-- begin PROVIDED RECORDS --
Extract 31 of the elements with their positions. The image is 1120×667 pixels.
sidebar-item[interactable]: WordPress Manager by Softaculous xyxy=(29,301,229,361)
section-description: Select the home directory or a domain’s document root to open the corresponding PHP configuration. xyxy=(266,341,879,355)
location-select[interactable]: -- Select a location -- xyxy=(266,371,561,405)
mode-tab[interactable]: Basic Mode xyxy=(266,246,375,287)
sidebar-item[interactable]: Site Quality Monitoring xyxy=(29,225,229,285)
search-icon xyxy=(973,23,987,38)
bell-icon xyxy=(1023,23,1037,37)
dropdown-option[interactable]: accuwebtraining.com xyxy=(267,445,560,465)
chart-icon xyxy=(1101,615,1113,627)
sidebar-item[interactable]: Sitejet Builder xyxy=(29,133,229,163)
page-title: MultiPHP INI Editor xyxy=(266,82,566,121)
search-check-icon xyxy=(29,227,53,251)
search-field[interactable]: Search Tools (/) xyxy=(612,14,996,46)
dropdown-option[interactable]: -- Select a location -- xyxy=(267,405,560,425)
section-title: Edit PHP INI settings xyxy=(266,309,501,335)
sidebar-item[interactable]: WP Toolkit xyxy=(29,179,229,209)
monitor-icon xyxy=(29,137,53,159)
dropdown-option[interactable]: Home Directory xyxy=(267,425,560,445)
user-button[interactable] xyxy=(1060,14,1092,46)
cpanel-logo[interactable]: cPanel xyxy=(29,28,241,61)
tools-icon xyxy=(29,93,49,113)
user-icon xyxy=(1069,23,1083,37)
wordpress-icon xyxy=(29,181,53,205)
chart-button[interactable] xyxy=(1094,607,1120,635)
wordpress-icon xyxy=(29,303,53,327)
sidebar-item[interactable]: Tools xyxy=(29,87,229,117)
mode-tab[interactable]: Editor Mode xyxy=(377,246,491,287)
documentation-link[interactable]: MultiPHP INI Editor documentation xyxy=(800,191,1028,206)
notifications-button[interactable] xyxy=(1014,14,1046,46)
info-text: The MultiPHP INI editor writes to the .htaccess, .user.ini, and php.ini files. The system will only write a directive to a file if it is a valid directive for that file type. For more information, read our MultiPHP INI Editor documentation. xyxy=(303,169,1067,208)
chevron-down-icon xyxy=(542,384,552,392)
-- end PROVIDED RECORDS --
[WRITTEN EXERCISE]: Format every line of the listing above as a Markdown table with two columns, No. and Entry, where No. holds the row number. Leave out any blank lines.

[REPLY TO THE EXERCISE]:
| No. | Entry |
|---|---|
| 1 | Extract 31 of the elements with their positions. The image is 1120×667 pixels. |
| 2 | sidebar-item[interactable]: WordPress Manager by Softaculous xyxy=(29,301,229,361) |
| 3 | section-description: Select the home directory or a domain’s document root to open the corresponding PHP configuration. xyxy=(266,341,879,355) |
| 4 | location-select[interactable]: -- Select a location -- xyxy=(266,371,561,405) |
| 5 | mode-tab[interactable]: Basic Mode xyxy=(266,246,375,287) |
| 6 | sidebar-item[interactable]: Site Quality Monitoring xyxy=(29,225,229,285) |
| 7 | search-icon xyxy=(973,23,987,38) |
| 8 | bell-icon xyxy=(1023,23,1037,37) |
| 9 | dropdown-option[interactable]: accuwebtraining.com xyxy=(267,445,560,465) |
| 10 | chart-icon xyxy=(1101,615,1113,627) |
| 11 | sidebar-item[interactable]: Sitejet Builder xyxy=(29,133,229,163) |
| 12 | page-title: MultiPHP INI Editor xyxy=(266,82,566,121) |
| 13 | search-check-icon xyxy=(29,227,53,251) |
| 14 | search-field[interactable]: Search Tools (/) xyxy=(612,14,996,46) |
| 15 | dropdown-option[interactable]: -- Select a location -- xyxy=(267,405,560,425) |
| 16 | section-title: Edit PHP INI settings xyxy=(266,309,501,335) |
| 17 | sidebar-item[interactable]: WP Toolkit xyxy=(29,179,229,209) |
| 18 | monitor-icon xyxy=(29,137,53,159) |
| 19 | dropdown-option[interactable]: Home Directory xyxy=(267,425,560,445) |
| 20 | user-button[interactable] xyxy=(1060,14,1092,46) |
| 21 | cpanel-logo[interactable]: cPanel xyxy=(29,28,241,61) |
| 22 | tools-icon xyxy=(29,93,49,113) |
| 23 | user-icon xyxy=(1069,23,1083,37) |
| 24 | wordpress-icon xyxy=(29,181,53,205) |
| 25 | chart-button[interactable] xyxy=(1094,607,1120,635) |
| 26 | wordpress-icon xyxy=(29,303,53,327) |
| 27 | sidebar-item[interactable]: Tools xyxy=(29,87,229,117) |
| 28 | mode-tab[interactable]: Editor Mode xyxy=(377,246,491,287) |
| 29 | documentation-link[interactable]: MultiPHP INI Editor documentation xyxy=(800,191,1028,206) |
| 30 | notifications-button[interactable] xyxy=(1014,14,1046,46) |
| 31 | info-text: The MultiPHP INI editor writes to the .htaccess, .user.ini, and php.ini files. The system will only write a directive to a file if it is a valid directive for that file type. For more information, read our MultiPHP INI Editor documentation. xyxy=(303,169,1067,208) |
| 32 | chevron-down-icon xyxy=(542,384,552,392) |